Exactly as given, repeat all of the entries.

- **Excerpted data**
* * * * * * * * *

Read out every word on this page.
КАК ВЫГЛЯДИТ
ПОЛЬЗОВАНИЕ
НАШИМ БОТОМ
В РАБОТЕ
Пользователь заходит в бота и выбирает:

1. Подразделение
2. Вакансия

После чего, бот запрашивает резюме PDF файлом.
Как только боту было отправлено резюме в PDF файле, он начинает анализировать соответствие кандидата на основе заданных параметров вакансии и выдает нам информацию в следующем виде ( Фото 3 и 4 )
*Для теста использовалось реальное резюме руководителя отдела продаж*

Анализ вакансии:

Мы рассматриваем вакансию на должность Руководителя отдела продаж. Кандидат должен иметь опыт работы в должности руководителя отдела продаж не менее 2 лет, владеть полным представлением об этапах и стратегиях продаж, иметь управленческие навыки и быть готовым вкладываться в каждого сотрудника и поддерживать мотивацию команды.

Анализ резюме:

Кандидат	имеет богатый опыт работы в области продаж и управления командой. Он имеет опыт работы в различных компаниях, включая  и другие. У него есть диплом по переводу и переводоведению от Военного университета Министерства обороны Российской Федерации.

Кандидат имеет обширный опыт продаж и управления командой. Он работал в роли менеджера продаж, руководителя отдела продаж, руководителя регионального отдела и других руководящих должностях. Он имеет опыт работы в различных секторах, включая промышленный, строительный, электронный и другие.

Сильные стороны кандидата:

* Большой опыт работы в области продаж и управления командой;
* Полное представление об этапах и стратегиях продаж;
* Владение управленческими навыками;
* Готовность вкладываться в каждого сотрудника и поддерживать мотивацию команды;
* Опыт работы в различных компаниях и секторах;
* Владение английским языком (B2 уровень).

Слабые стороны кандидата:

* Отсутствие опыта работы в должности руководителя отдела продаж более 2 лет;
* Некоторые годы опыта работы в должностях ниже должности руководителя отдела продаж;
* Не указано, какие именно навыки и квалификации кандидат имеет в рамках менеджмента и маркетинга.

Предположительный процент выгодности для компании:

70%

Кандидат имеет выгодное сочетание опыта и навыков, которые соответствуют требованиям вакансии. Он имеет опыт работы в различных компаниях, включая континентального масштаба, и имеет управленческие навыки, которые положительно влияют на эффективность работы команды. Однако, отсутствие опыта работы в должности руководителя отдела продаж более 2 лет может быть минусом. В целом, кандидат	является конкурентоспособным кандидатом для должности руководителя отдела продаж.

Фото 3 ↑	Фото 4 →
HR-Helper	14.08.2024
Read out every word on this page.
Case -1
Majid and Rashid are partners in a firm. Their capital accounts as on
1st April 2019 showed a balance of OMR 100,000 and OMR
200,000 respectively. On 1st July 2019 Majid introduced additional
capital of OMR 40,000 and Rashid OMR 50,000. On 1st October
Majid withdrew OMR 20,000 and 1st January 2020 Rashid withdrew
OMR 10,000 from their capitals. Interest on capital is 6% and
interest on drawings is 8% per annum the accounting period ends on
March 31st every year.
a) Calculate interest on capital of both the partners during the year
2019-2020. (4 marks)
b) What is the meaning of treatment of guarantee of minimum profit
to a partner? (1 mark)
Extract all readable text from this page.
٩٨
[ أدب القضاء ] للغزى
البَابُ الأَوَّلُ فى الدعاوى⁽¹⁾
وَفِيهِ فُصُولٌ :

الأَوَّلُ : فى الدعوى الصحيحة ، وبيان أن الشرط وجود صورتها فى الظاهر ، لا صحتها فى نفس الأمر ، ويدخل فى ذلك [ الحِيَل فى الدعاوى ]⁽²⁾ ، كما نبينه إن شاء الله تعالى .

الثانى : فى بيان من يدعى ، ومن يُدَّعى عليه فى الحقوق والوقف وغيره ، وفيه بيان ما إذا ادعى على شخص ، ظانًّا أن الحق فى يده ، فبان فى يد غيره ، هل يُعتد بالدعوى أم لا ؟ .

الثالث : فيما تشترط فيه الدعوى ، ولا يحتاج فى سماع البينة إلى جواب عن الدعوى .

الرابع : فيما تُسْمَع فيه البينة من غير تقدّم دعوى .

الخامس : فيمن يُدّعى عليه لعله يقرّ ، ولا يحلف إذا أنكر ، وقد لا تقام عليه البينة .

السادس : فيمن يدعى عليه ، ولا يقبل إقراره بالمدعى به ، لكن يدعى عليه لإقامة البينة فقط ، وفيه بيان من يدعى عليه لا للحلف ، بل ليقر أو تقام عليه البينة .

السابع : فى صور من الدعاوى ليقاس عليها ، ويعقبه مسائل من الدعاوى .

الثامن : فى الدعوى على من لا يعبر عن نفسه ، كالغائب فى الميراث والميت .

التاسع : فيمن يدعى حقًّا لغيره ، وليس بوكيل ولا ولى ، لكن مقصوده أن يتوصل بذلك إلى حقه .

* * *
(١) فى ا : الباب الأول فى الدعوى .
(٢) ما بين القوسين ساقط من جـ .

* * * * * * * * *

- **The reply**
Read out every word on this page.
КАК ВЫГЛЯДИТ
ПОЛЬЗОВАНИЕ
НАШИМ БОТОМ
В РАБОТЕ
Пользователь заходит в бота и выбирает:

1. Подразделение
2. Вакансия

После чего, бот запрашивает резюме PDF файлом.
Как только боту было отправлено резюме в PDF файле, он начинает анализировать соответствие кандидата на основе заданных параметров вакансии и выдает нам информацию в следующем виде ( Фото 3 и 4 )
*Для теста использовалось реальное резюме руководителя отдела продаж*

Анализ вакансии:

Мы рассматриваем вакансию на должность Руководителя отдела продаж. Кандидат должен иметь опыт работы в должности руководителя отдела продаж не менее 2 лет, владеть полным представлением об этапах и стратегиях продаж, иметь управленческие навыки и быть готовым вкладываться в каждого сотрудника и поддерживать мотивацию команды.

Анализ резюме:

Кандидат	имеет богатый опыт работы в области продаж и управления командой. Он имеет опыт работы в различных компаниях, включая  и другие. У него есть диплом по переводу и переводоведению от Военного университета Министерства обороны Российской Федерации.

Кандидат имеет обширный опыт продаж и управления командой. Он работал в роли менеджера продаж, руководителя отдела продаж, руководителя регионального отдела и других руководящих должностях. Он имеет опыт работы в различных секторах, включая промышленный, строительный, электронный и другие.

Сильные стороны кандидата:

* Большой опыт работы в области продаж и управления командой;
* Полное представление об этапах и стратегиях продаж;
* Владение управленческими навыками;
* Готовность вкладываться в каждого сотрудника и поддерживать мотивацию команды;
* Опыт работы в различных компаниях и секторах;
* Владение английским языком (B2 уровень).

Слабые стороны кандидата:

* Отсутствие опыта работы в должности руководителя отдела продаж более 2 лет;
* Некоторые годы опыта работы в должностях ниже должности руководителя отдела продаж;
* Не указано, какие именно навыки и квалификации кандидат имеет в рамках менеджмента и маркетинга.

Предположительный процент выгодности для компании:

70%

Кандидат имеет выгодное сочетание опыта и навыков, которые соответствуют требованиям вакансии. Он имеет опыт работы в различных компаниях, включая континентального масштаба, и имеет управленческие навыки, которые положительно влияют на эффективность работы команды. Однако, отсутствие опыта работы в должности руководителя отдела продаж более 2 лет может быть минусом. В целом, кандидат	является конкурентоспособным кандидатом для должности руководителя отдела продаж.

Фото 3 ↑	Фото 4 →
HR-Helper	14.08.2024
Read out every word on this page.
Case -1
Majid and Rashid are partners in a firm. Their capital accounts as on
1st April 2019 showed a balance of OMR 100,000 and OMR
200,000 respectively. On 1st July 2019 Majid introduced additional
capital of OMR 40,000 and Rashid OMR 50,000. On 1st October
Majid withdrew OMR 20,000 and 1st January 2020 Rashid withdrew
OMR 10,000 from their capitals. Interest on capital is 6% and
interest on drawings is 8% per annum the accounting period ends on
March 31st every year.
a) Calculate interest on capital of both the partners during the year
2019-2020. (4 marks)
b) What is the meaning of treatment of guarantee of minimum profit
to a partner? (1 mark)
Extract all readable text from this page.
٩٨
[ أدب القضاء ] للغزى
البَابُ الأَوَّلُ فى الدعاوى⁽¹⁾
وَفِيهِ فُصُولٌ :

الأَوَّلُ : فى الدعوى الصحيحة ، وبيان أن الشرط وجود صورتها فى الظاهر ، لا صحتها فى نفس الأمر ، ويدخل فى ذلك [ الحِيَل فى الدعاوى ]⁽²⁾ ، كما نبينه إن شاء الله تعالى .

الثانى : فى بيان من يدعى ، ومن يُدَّعى عليه فى الحقوق والوقف وغيره ، وفيه بيان ما إذا ادعى على شخص ، ظانًّا أن الحق فى يده ، فبان فى يد غيره ، هل يُعتد بالدعوى أم لا ؟ .

الثالث : فيما تشترط فيه الدعوى ، ولا يحتاج فى سماع البينة إلى جواب عن الدعوى .

الرابع : فيما تُسْمَع فيه البينة من غير تقدّم دعوى .

الخامس : فيمن يُدّعى عليه لعله يقرّ ، ولا يحلف إذا أنكر ، وقد لا تقام عليه البينة .

السادس : فيمن يدعى عليه ، ولا يقبل إقراره بالمدعى به ، لكن يدعى عليه لإقامة البينة فقط ، وفيه بيان من يدعى عليه لا للحلف ، بل ليقر أو تقام عليه البينة .

السابع : فى صور من الدعاوى ليقاس عليها ، ويعقبه مسائل من الدعاوى .

الثامن : فى الدعوى على من لا يعبر عن نفسه ، كالغائب فى الميراث والميت .

التاسع : فيمن يدعى حقًّا لغيره ، وليس بوكيل ولا ولى ، لكن مقصوده أن يتوصل بذلك إلى حقه .

* * *
(١) فى ا : الباب الأول فى الدعوى .
(٢) ما بين القوسين ساقط من جـ .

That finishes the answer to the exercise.